* start Data listing *

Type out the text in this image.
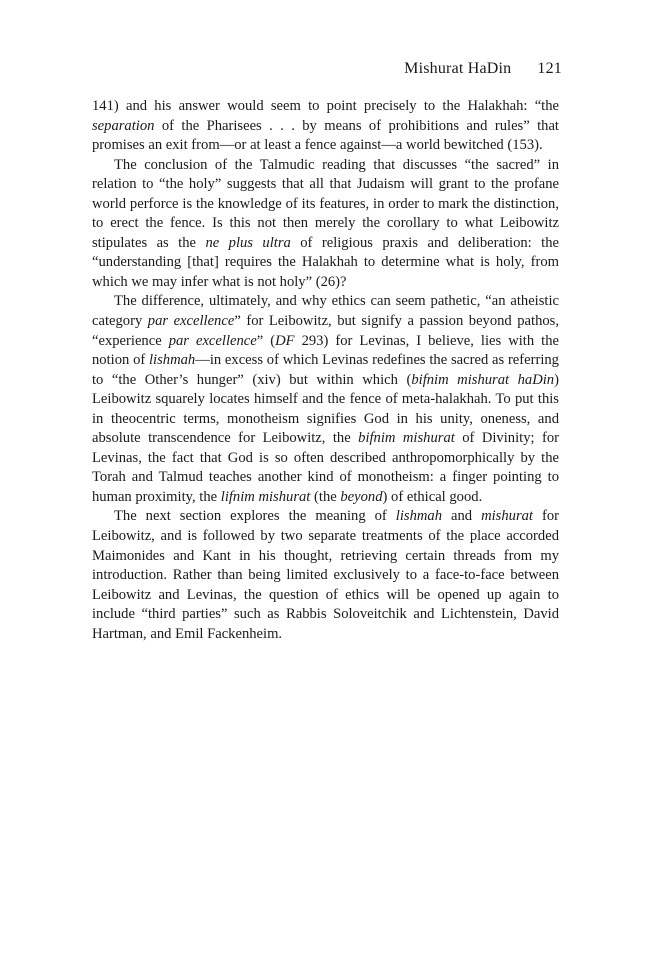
Mishurat HaDin 121

141) and his answer would seem to point precisely to the Halakhah: “the separation of the Pharisees . . . by means of prohibitions and rules” that promises an exit from—or at least a fence against—a world bewitched (153).

The conclusion of the Talmudic reading that discusses “the sacred” in relation to “the holy” suggests that all that Judaism will grant to the profane world perforce is the knowledge of its features, in order to mark the distinction, to erect the fence. Is this not then merely the corollary to what Leibowitz stipulates as the ne plus ultra of religious praxis and deliberation: the “understanding [that] requires the Halakhah to determine what is holy, from which we may infer what is not holy” (26)?

The difference, ultimately, and why ethics can seem pathetic, “an atheistic category par excellence” for Leibowitz, but signify a passion beyond pathos, “experience par excellence” (DF 293) for Levinas, I believe, lies with the notion of lishmah—in excess of which Levinas redefines the sacred as referring to “the Other’s hunger” (xiv) but within which (bifnim mishurat haDin) Leibowitz squarely locates himself and the fence of meta-halakhah. To put this in theocentric terms, monotheism signifies God in his unity, oneness, and absolute transcendence for Leibowitz, the bifnim mishurat of Divinity; for Levinas, the fact that God is so often described anthropomorphically by the Torah and Talmud teaches another kind of monotheism: a finger pointing to human proximity, the lifnim mishurat (the beyond) of ethical good.

The next section explores the meaning of lishmah and mishurat for Leibowitz, and is followed by two separate treatments of the place accorded Maimonides and Kant in his thought, retrieving certain threads from my introduction. Rather than being limited exclusively to a face-to-face between Leibowitz and Levinas, the question of ethics will be opened up again to include “third parties” such as Rabbis Soloveitchik and Lichtenstein, David Hartman, and Emil Fackenheim.
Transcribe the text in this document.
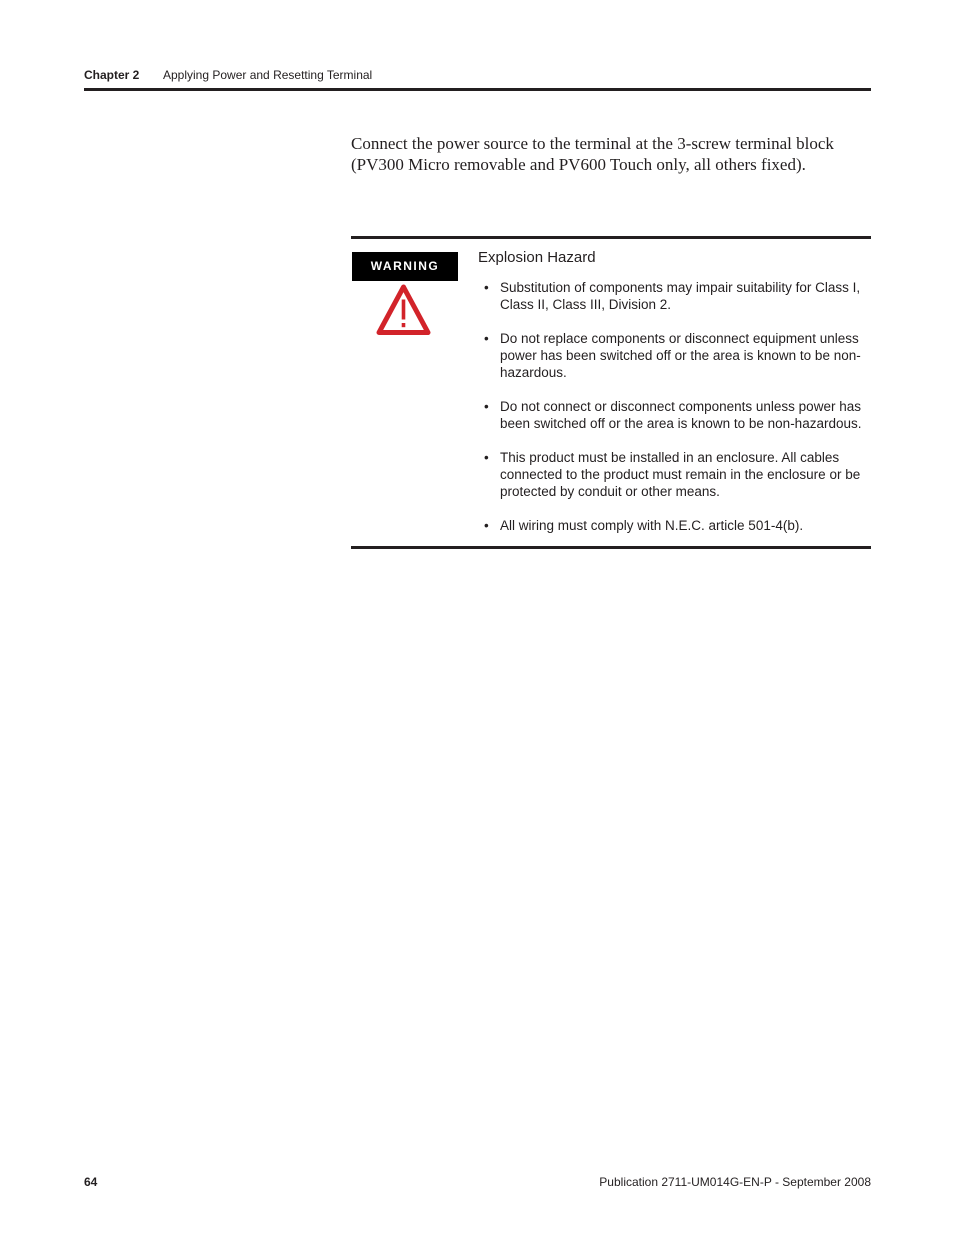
Chapter 2 Applying Power and Resetting Terminal

Connect the power source to the terminal at the 3-screw terminal block (PV300 Micro removable and PV600 Touch only, all others fixed).

WARNING	Explosion Hazard
• Substitution of components may impair suitability for Class I, Class II, Class III, Division 2.
• Do not replace components or disconnect equipment unless power has been switched off or the area is known to be non-hazardous.
• Do not connect or disconnect components unless power has been switched off or the area is known to be non-hazardous.
• This product must be installed in an enclosure. All cables connected to the product must remain in the enclosure or be protected by conduit or other means.
• All wiring must comply with N.E.C. article 501-4(b).
64	Publication 2711-UM014G-EN-P - September 2008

* end Data listing *

Work to complete – Find the word "known" in the data and copy out each line where it turns up.

Result for this exercise –
• Do not replace components or disconnect equipment unless power has been switched off or the area is known to be non-hazardous.
• Do not connect or disconnect components unless power has been switched off or the area is known to be non-hazardous.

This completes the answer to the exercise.